- PROBLEM STATEMENT
Go through the listing below and list every line with "ylabel".

- EXERCISE INPUT
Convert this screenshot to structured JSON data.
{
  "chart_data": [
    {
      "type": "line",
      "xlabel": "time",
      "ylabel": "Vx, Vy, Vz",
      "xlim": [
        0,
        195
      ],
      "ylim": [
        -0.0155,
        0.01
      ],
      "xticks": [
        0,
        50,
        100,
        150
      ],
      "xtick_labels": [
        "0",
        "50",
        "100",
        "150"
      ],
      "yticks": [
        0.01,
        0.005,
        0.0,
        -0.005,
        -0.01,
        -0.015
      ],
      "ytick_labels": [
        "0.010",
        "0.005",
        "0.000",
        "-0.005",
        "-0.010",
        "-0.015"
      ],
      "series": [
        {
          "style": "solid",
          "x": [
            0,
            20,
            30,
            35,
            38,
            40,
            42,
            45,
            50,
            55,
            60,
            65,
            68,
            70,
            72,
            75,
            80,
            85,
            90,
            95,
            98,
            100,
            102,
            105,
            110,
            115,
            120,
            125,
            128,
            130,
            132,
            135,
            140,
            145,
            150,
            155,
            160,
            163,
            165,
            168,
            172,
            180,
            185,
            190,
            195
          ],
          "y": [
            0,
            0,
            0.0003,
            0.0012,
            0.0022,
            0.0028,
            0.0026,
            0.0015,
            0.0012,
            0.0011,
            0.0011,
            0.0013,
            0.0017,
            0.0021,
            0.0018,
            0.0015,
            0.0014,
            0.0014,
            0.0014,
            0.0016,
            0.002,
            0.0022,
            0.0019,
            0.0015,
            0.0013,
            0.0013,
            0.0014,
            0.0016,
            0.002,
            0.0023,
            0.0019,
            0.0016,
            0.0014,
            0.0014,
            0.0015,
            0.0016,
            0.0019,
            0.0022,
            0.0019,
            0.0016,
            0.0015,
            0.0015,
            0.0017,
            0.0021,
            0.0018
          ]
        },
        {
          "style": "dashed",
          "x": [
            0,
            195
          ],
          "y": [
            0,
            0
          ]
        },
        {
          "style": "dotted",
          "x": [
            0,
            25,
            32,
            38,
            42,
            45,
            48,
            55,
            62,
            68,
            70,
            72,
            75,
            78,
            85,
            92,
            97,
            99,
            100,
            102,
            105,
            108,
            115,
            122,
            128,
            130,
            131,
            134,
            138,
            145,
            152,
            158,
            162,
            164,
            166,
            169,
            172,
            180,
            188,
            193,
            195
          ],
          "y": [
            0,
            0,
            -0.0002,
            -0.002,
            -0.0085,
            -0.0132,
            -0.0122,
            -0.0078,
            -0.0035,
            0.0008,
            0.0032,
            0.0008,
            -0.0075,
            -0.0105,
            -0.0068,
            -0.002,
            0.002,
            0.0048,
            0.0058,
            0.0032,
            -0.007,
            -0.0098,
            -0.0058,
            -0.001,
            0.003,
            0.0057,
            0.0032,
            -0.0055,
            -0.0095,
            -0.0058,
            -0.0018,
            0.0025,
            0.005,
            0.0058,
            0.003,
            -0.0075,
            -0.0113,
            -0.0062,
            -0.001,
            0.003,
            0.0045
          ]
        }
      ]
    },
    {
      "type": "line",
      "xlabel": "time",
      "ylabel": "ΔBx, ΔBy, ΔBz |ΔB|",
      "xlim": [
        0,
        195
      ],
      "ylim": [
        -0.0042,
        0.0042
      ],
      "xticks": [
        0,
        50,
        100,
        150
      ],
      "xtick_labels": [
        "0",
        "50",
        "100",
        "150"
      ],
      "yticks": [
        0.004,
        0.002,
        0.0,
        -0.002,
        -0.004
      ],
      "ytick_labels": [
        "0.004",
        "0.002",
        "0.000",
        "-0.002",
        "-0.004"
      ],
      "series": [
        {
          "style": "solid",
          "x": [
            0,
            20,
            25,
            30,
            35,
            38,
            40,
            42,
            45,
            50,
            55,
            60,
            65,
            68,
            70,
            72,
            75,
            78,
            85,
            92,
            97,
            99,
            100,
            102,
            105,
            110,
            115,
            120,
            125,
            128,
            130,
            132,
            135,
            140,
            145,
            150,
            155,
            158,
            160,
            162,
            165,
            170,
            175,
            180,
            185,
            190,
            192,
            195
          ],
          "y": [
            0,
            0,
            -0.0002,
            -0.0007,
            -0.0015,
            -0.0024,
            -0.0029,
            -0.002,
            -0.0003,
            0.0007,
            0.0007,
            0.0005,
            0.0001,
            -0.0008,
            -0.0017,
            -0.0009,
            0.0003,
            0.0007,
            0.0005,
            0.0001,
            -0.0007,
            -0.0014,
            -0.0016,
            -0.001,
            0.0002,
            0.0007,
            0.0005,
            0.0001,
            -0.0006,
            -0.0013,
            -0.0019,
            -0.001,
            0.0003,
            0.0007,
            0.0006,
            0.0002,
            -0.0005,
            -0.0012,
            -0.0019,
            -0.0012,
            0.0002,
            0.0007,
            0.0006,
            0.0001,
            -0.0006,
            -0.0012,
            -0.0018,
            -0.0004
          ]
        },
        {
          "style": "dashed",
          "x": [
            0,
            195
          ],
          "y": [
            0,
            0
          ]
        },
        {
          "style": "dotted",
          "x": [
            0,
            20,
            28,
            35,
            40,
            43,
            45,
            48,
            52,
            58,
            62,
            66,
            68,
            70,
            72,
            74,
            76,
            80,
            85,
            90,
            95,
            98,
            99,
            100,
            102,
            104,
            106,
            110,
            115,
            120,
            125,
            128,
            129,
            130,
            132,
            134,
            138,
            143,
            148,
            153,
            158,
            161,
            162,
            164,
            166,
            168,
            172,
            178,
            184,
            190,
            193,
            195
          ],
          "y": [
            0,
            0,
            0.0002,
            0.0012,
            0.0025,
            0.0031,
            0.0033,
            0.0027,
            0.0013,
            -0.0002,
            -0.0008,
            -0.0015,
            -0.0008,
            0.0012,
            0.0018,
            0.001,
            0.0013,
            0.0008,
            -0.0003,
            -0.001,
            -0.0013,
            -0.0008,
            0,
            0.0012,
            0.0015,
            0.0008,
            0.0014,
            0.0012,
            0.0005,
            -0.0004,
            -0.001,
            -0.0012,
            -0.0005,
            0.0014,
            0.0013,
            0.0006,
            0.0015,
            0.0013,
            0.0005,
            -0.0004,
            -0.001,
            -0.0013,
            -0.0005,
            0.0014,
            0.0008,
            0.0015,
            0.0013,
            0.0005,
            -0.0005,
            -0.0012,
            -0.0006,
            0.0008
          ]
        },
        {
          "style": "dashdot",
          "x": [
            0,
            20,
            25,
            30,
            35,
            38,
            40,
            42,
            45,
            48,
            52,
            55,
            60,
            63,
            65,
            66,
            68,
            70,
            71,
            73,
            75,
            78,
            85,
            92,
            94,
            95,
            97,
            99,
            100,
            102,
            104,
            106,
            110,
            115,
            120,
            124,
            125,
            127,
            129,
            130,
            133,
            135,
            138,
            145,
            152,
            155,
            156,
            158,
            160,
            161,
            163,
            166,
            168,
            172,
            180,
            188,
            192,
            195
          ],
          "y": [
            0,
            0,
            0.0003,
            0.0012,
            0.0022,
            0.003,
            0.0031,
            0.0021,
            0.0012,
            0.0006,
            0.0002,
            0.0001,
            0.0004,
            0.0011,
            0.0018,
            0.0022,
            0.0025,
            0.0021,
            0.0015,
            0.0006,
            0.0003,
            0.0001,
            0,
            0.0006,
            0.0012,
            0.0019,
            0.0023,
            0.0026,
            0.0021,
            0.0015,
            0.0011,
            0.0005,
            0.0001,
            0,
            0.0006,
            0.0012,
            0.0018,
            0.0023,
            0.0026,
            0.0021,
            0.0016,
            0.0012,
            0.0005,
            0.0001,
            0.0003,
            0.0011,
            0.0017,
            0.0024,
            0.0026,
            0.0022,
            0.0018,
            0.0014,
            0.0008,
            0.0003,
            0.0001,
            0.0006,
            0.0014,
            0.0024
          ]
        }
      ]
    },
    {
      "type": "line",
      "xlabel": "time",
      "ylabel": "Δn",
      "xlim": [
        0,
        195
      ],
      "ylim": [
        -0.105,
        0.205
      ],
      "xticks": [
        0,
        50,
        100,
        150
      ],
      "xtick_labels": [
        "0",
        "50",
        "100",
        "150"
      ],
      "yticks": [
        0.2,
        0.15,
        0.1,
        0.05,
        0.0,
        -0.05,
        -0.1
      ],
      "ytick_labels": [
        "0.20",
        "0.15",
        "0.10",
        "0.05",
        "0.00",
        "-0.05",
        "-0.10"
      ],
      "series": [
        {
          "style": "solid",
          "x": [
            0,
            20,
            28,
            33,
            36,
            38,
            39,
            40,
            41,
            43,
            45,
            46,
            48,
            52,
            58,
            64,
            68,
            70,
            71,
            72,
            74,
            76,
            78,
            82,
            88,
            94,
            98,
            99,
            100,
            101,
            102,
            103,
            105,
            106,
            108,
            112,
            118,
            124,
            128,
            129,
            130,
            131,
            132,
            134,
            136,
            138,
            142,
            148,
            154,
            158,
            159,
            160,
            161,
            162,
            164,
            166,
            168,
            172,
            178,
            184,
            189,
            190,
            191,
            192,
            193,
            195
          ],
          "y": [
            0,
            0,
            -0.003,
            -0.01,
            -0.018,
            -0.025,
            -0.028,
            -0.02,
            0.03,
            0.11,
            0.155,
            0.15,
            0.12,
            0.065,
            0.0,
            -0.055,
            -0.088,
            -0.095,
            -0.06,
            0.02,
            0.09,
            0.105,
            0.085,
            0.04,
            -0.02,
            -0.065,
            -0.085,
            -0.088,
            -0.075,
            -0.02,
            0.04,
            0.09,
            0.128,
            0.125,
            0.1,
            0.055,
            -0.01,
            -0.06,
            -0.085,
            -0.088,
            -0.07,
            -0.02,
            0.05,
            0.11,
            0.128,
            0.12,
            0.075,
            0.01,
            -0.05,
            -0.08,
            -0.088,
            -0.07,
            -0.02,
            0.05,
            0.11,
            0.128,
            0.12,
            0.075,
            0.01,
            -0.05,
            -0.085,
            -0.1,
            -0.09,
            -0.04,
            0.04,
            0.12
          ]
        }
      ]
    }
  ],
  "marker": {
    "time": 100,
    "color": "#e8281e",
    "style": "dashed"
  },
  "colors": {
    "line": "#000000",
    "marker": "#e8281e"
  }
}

- REPLY TO THE EXERCISE
      "ylabel": "Vx, Vy, Vz",
      "ylabel": "ΔBx, ΔBy, ΔBz |ΔB|",
      "ylabel": "Δn",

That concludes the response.